* **Work required**: Copy out only those lines running from the line with "What's the underlying" to the end of the listing, keeping each one exactly as it is.

(Structured figure records)
_ _ _
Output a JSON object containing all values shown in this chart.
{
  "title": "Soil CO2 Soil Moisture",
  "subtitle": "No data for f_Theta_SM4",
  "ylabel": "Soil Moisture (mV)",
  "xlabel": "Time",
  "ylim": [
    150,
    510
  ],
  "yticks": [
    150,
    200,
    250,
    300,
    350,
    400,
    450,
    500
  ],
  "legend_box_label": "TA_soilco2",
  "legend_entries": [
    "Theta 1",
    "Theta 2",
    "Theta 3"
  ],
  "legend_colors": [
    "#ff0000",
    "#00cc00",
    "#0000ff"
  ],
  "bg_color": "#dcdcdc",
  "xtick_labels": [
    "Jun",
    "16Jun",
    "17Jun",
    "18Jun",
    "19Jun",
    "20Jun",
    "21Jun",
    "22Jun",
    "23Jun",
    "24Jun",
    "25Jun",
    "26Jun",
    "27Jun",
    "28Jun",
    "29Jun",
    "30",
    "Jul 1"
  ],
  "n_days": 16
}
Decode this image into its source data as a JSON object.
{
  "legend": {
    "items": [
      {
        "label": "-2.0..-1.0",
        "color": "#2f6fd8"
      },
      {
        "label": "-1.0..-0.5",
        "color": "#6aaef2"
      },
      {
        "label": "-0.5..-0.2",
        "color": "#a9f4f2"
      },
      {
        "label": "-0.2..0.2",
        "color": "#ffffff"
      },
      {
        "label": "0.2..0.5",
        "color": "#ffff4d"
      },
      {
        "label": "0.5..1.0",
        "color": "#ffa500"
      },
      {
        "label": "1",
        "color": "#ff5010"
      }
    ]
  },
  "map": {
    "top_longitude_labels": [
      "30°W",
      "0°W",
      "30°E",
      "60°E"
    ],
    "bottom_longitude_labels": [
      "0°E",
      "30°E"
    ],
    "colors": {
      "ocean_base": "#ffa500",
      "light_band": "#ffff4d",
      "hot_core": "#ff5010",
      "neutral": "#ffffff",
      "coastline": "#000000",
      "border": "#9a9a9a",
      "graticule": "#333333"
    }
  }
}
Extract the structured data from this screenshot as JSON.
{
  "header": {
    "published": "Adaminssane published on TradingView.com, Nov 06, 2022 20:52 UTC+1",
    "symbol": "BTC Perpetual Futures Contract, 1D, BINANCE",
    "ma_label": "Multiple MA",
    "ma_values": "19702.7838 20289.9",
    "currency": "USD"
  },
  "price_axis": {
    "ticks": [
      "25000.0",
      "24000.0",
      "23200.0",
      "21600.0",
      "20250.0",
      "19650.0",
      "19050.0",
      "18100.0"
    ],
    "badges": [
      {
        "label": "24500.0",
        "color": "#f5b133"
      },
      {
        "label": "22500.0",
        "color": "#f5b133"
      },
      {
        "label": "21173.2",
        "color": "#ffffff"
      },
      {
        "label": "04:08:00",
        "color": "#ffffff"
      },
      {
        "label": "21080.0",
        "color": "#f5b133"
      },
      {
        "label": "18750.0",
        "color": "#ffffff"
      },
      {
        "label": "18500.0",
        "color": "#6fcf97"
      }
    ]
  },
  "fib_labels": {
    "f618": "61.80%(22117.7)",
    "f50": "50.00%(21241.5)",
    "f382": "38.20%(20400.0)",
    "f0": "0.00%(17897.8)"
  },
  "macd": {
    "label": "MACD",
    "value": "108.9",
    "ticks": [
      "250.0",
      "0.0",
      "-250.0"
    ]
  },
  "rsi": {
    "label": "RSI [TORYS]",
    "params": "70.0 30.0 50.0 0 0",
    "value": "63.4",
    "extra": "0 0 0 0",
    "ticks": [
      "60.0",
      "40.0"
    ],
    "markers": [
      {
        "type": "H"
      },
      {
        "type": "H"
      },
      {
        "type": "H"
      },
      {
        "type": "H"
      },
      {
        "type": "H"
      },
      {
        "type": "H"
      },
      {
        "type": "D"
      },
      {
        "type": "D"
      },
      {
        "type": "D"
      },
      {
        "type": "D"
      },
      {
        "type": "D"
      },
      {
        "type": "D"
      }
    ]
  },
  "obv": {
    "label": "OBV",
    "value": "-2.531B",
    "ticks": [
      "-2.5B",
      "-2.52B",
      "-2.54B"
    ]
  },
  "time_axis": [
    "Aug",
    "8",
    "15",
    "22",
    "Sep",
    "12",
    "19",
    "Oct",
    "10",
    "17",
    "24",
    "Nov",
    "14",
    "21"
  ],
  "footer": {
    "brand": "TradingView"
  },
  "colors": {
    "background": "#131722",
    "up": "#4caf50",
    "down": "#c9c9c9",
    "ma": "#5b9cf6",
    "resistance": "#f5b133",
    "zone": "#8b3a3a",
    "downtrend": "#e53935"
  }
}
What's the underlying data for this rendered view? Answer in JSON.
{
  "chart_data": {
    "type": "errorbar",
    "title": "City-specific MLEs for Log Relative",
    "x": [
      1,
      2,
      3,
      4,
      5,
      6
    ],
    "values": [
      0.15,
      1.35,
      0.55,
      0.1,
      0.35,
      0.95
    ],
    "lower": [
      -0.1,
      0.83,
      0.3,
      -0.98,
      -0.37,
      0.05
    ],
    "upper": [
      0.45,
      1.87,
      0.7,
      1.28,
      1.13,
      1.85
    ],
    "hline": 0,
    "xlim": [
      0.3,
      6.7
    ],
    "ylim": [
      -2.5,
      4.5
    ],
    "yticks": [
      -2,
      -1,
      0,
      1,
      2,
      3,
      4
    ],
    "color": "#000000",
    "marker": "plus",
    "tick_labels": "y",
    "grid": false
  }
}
_ _ _
* **Exercise solution**:
What's the underlying data for this rendered view? Answer in JSON.
{
  "chart_data": {
    "type": "errorbar",
    "title": "City-specific MLEs for Log Relative",
    "x": [
      1,
      2,
      3,
      4,
      5,
      6
    ],
    "values": [
      0.15,
      1.35,
      0.55,
      0.1,
      0.35,
      0.95
    ],
    "lower": [
      -0.1,
      0.83,
      0.3,
      -0.98,
      -0.37,
      0.05
    ],
    "upper": [
      0.45,
      1.87,
      0.7,
      1.28,
      1.13,
      1.85
    ],
    "hline": 0,
    "xlim": [
      0.3,
      6.7
    ],
    "ylim": [
      -2.5,
      4.5
    ],
    "yticks": [
      -2,
      -1,
      0,
      1,
      2,
      3,
      4
    ],
    "color": "#000000",
    "marker": "plus",
    "tick_labels": "y",
    "grid": false
  }
}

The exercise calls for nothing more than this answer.